## Start MATERIAL FOR THIS TASK

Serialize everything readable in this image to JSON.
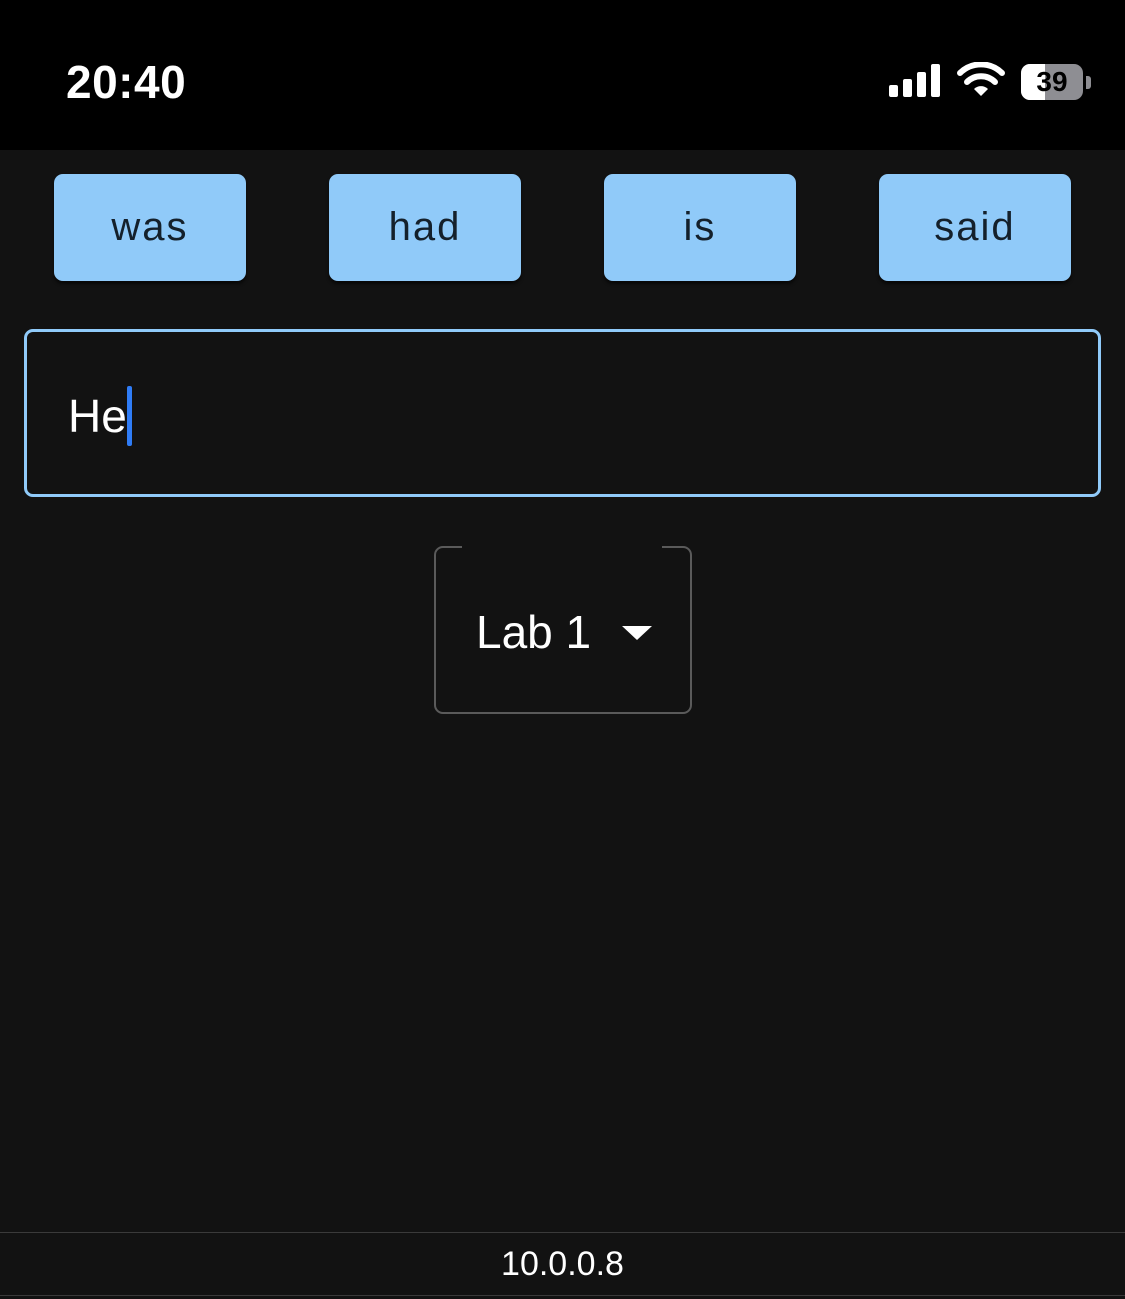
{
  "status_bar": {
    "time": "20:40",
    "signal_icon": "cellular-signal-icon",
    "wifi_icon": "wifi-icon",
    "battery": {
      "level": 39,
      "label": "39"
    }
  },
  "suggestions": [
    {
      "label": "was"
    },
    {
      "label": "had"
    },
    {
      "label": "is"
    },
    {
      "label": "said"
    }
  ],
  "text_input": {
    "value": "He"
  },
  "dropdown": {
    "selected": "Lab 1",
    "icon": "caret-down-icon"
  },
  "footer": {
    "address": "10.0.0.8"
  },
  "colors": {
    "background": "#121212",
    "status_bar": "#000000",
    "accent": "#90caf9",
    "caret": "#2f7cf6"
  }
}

## End MATERIAL FOR THIS TASK

## GIVEN INSTRUCTION
Set each line of the records down exactly, leaving every picture out.

## RESULT OF THIS TASK
Serialize everything readable in this image to JSON.
{
  "status_bar": {
    "time": "20:40",
    "signal_icon": "cellular-signal-icon",
    "wifi_icon": "wifi-icon",
    "battery": {
      "level": 39,
      "label": "39"
    }
  },
  "suggestions": [
    {
      "label": "was"
    },
    {
      "label": "had"
    },
    {
      "label": "is"
    },
    {
      "label": "said"
    }
  ],
  "text_input": {
    "value": "He"
  },
  "dropdown": {
    "selected": "Lab 1",
    "icon": "caret-down-icon"
  },
  "footer": {
    "address": "10.0.0.8"
  },
  "colors": {
    "background": "#121212",
    "status_bar": "#000000",
    "accent": "#90caf9",
    "caret": "#2f7cf6"
  }
}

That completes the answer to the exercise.